> **WHAT THE TASK ASKS**
Go through the records line by line and work out how many lines hold the word "JSON". Answer with the number only.

> **GIVEN ENTRIES**
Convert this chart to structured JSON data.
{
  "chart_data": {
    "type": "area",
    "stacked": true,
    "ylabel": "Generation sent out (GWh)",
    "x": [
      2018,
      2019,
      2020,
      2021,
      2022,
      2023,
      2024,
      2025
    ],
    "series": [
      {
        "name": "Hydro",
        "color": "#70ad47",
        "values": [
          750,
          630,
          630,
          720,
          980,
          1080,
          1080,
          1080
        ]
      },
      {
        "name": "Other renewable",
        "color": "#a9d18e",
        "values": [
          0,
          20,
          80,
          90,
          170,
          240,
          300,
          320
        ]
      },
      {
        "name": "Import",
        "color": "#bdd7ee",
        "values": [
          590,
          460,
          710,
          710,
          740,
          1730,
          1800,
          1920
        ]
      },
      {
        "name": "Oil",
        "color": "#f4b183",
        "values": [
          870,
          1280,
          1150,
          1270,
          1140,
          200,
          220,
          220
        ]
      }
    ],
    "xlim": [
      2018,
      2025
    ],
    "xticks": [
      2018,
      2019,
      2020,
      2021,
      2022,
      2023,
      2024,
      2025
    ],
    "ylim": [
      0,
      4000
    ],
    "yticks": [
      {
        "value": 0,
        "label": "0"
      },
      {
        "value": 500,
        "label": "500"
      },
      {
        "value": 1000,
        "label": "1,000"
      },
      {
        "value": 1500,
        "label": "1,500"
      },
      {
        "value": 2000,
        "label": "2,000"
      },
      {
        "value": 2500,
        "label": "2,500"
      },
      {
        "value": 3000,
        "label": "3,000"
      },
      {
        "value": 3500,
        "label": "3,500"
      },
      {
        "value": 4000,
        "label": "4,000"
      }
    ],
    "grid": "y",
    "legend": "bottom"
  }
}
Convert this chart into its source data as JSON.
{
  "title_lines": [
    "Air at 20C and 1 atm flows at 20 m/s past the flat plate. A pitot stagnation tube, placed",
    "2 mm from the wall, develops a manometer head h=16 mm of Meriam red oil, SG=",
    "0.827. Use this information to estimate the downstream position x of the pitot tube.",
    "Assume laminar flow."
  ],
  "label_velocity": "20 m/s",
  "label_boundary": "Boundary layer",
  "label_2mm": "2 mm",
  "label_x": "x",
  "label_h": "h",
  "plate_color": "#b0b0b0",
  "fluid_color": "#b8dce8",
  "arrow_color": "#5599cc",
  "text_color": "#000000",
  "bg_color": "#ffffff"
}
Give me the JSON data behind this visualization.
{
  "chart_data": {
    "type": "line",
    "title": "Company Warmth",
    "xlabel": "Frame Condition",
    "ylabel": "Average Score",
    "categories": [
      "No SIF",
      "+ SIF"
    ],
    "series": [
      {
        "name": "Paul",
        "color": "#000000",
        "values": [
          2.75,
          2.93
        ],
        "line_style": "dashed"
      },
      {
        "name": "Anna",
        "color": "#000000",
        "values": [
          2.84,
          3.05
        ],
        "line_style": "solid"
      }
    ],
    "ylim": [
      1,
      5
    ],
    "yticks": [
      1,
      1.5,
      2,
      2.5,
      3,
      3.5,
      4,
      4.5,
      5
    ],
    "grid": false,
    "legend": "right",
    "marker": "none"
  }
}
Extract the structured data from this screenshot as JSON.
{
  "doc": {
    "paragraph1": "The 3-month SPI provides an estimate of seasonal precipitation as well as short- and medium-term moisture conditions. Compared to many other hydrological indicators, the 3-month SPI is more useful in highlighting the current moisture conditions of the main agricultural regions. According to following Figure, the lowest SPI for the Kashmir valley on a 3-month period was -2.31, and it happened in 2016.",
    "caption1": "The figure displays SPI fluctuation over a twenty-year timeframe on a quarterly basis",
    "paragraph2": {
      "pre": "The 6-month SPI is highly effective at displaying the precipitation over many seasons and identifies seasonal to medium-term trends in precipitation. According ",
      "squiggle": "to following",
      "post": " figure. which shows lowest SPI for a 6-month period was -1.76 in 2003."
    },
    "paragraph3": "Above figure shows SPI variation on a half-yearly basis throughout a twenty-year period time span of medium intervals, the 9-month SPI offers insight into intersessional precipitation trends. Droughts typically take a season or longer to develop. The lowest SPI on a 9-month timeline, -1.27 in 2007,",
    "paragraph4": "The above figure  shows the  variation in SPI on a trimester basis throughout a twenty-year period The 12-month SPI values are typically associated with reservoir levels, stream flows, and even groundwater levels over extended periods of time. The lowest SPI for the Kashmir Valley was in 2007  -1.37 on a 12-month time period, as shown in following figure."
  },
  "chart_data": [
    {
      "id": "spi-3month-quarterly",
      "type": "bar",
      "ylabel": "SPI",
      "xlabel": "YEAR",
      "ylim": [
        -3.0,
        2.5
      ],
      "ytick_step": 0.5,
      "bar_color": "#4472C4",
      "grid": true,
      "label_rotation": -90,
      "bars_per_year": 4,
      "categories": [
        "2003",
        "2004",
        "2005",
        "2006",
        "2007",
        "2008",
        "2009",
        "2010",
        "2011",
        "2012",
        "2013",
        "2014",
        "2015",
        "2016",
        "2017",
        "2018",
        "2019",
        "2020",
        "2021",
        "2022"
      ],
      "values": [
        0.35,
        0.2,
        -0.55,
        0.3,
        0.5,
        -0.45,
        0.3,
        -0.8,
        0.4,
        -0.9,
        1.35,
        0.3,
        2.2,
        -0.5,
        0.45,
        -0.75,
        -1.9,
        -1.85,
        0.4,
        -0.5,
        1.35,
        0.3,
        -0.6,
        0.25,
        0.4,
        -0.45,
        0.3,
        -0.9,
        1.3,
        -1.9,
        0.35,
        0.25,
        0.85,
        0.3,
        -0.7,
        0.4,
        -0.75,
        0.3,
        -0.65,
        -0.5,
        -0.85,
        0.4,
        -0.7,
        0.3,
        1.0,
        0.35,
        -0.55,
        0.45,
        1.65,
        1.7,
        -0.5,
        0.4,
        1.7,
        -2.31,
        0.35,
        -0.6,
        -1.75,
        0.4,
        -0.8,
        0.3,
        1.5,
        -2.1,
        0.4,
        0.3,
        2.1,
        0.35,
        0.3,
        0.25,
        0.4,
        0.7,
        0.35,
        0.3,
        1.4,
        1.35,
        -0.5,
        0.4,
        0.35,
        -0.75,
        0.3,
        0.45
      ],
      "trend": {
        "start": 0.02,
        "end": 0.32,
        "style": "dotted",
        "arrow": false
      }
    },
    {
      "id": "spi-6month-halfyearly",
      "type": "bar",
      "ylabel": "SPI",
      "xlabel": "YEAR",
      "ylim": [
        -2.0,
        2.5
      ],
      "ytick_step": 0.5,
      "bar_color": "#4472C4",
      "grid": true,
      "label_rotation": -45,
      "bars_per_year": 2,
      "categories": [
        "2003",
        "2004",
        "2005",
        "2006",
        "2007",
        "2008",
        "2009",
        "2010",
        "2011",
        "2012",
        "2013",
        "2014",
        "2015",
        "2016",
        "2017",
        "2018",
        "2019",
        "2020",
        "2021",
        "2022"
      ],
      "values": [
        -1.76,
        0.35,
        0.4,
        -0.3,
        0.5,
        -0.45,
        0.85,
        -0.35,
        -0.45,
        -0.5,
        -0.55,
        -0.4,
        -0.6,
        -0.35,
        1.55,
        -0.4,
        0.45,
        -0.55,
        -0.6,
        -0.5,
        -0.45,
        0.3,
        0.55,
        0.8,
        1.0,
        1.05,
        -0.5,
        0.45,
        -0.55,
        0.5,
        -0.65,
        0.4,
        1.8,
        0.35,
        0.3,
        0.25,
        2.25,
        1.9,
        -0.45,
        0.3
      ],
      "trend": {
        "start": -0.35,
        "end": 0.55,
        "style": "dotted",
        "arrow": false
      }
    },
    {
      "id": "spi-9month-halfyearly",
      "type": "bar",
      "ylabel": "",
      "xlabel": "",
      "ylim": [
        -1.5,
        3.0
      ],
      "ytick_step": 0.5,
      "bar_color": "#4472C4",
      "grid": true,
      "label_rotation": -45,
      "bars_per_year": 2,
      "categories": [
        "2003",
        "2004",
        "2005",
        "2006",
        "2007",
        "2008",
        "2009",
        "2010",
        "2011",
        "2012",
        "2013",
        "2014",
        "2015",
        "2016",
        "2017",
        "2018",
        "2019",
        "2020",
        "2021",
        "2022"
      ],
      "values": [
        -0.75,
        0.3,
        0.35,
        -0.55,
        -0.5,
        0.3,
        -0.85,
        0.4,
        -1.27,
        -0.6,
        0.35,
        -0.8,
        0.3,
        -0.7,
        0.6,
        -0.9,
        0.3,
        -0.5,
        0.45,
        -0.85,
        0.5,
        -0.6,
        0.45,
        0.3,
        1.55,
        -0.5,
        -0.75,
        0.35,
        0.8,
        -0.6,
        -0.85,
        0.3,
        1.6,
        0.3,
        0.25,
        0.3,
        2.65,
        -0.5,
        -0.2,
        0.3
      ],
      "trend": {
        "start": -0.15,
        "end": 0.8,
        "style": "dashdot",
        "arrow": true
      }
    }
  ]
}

> **TASK RESPONSE**
4